Pull out each line of the records holding the string "HCOONa".

* BEGIN *

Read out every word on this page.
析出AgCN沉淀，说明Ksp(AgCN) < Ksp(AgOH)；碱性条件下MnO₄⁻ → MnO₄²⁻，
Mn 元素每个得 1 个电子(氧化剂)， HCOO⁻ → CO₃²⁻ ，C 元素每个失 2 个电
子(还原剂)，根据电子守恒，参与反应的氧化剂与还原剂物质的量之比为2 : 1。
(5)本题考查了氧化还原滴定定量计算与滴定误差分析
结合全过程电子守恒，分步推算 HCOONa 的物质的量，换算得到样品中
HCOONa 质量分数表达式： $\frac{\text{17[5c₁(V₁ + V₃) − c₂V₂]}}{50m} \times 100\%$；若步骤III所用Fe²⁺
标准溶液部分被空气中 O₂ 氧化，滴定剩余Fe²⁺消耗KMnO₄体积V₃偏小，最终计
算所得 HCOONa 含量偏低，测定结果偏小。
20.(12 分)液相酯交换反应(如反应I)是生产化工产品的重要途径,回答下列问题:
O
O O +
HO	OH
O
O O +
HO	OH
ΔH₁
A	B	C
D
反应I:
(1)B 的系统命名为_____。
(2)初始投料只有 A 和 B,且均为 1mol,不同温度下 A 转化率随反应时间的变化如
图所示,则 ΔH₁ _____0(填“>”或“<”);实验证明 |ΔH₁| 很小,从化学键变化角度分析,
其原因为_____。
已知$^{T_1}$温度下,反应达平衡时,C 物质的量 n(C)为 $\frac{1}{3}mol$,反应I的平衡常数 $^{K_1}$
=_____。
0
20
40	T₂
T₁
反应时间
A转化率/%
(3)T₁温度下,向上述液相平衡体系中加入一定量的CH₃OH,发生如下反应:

* END *

Complete answer:
结合全过程电子守恒，分步推算 HCOONa 的物质的量，换算得到样品中
HCOONa 质量分数表达式： $\frac{\text{17[5c₁(V₁ + V₃) − c₂V₂]}}{50m} \times 100\%$；若步骤III所用Fe²⁺
算所得 HCOONa 含量偏低，测定结果偏小。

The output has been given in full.